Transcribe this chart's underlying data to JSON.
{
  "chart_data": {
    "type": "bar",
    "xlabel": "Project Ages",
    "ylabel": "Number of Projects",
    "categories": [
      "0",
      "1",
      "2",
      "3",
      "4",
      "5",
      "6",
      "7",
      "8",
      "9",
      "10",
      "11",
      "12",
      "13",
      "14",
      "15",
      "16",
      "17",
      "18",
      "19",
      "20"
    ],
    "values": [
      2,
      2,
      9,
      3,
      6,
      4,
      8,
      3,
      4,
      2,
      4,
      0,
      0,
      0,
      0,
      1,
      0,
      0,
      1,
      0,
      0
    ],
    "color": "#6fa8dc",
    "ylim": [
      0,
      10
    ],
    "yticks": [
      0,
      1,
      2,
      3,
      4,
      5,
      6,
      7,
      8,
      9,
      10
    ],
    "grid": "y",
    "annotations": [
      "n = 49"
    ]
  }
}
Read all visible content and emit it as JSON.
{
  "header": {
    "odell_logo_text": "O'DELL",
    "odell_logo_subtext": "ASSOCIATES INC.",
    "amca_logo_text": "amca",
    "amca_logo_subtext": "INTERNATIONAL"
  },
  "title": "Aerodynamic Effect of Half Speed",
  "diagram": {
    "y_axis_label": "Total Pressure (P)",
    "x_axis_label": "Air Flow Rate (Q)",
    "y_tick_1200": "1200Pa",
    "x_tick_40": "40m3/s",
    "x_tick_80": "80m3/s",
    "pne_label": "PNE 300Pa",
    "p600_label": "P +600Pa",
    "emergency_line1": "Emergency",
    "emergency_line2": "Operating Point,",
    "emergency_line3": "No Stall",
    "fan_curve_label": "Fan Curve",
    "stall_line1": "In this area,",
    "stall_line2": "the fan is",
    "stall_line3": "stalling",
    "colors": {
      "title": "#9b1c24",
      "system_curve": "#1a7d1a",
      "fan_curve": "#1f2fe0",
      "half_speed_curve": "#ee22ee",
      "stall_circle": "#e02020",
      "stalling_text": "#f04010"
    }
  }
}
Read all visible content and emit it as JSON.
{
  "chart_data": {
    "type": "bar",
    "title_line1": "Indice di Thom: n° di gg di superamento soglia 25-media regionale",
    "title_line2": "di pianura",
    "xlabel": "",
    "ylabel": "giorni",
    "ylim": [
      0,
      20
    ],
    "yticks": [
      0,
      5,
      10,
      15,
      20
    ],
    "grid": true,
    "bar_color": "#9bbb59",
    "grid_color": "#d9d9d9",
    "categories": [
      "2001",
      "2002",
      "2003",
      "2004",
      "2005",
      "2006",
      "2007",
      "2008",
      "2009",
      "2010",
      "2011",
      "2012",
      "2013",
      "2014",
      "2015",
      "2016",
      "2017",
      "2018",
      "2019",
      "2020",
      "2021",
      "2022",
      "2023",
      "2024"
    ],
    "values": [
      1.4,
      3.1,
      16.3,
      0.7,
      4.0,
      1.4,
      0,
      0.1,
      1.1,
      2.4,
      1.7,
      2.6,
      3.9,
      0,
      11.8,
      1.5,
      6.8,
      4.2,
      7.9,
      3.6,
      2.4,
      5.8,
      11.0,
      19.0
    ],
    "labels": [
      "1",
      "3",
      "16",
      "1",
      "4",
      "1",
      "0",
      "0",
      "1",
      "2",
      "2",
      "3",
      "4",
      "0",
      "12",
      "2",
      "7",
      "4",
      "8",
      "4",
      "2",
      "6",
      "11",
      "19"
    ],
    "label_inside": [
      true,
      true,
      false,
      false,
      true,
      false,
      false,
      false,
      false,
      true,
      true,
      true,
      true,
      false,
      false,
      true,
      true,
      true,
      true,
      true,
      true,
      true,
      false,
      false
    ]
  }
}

## Short problem
Emit the records above again, exactly, with no line skipped.

## Solved exercise
Transcribe this chart's underlying data to JSON.
{
  "chart_data": {
    "type": "bar",
    "xlabel": "Project Ages",
    "ylabel": "Number of Projects",
    "categories": [
      "0",
      "1",
      "2",
      "3",
      "4",
      "5",
      "6",
      "7",
      "8",
      "9",
      "10",
      "11",
      "12",
      "13",
      "14",
      "15",
      "16",
      "17",
      "18",
      "19",
      "20"
    ],
    "values": [
      2,
      2,
      9,
      3,
      6,
      4,
      8,
      3,
      4,
      2,
      4,
      0,
      0,
      0,
      0,
      1,
      0,
      0,
      1,
      0,
      0
    ],
    "color": "#6fa8dc",
    "ylim": [
      0,
      10
    ],
    "yticks": [
      0,
      1,
      2,
      3,
      4,
      5,
      6,
      7,
      8,
      9,
      10
    ],
    "grid": "y",
    "annotations": [
      "n = 49"
    ]
  }
}
Read all visible content and emit it as JSON.
{
  "header": {
    "odell_logo_text": "O'DELL",
    "odell_logo_subtext": "ASSOCIATES INC.",
    "amca_logo_text": "amca",
    "amca_logo_subtext": "INTERNATIONAL"
  },
  "title": "Aerodynamic Effect of Half Speed",
  "diagram": {
    "y_axis_label": "Total Pressure (P)",
    "x_axis_label": "Air Flow Rate (Q)",
    "y_tick_1200": "1200Pa",
    "x_tick_40": "40m3/s",
    "x_tick_80": "80m3/s",
    "pne_label": "PNE 300Pa",
    "p600_label": "P +600Pa",
    "emergency_line1": "Emergency",
    "emergency_line2": "Operating Point,",
    "emergency_line3": "No Stall",
    "fan_curve_label": "Fan Curve",
    "stall_line1": "In this area,",
    "stall_line2": "the fan is",
    "stall_line3": "stalling",
    "colors": {
      "title": "#9b1c24",
      "system_curve": "#1a7d1a",
      "fan_curve": "#1f2fe0",
      "half_speed_curve": "#ee22ee",
      "stall_circle": "#e02020",
      "stalling_text": "#f04010"
    }
  }
}
Read all visible content and emit it as JSON.
{
  "chart_data": {
    "type": "bar",
    "title_line1": "Indice di Thom: n° di gg di superamento soglia 25-media regionale",
    "title_line2": "di pianura",
    "xlabel": "",
    "ylabel": "giorni",
    "ylim": [
      0,
      20
    ],
    "yticks": [
      0,
      5,
      10,
      15,
      20
    ],
    "grid": true,
    "bar_color": "#9bbb59",
    "grid_color": "#d9d9d9",
    "categories": [
      "2001",
      "2002",
      "2003",
      "2004",
      "2005",
      "2006",
      "2007",
      "2008",
      "2009",
      "2010",
      "2011",
      "2012",
      "2013",
      "2014",
      "2015",
      "2016",
      "2017",
      "2018",
      "2019",
      "2020",
      "2021",
      "2022",
      "2023",
      "2024"
    ],
    "values": [
      1.4,
      3.1,
      16.3,
      0.7,
      4.0,
      1.4,
      0,
      0.1,
      1.1,
      2.4,
      1.7,
      2.6,
      3.9,
      0,
      11.8,
      1.5,
      6.8,
      4.2,
      7.9,
      3.6,
      2.4,
      5.8,
      11.0,
      19.0
    ],
    "labels": [
      "1",
      "3",
      "16",
      "1",
      "4",
      "1",
      "0",
      "0",
      "1",
      "2",
      "2",
      "3",
      "4",
      "0",
      "12",
      "2",
      "7",
      "4",
      "8",
      "4",
      "2",
      "6",
      "11",
      "19"
    ],
    "label_inside": [
      true,
      true,
      false,
      false,
      true,
      false,
      false,
      false,
      false,
      true,
      true,
      true,
      true,
      false,
      false,
      true,
      true,
      true,
      true,
      true,
      true,
      true,
      false,
      false
    ]
  }
}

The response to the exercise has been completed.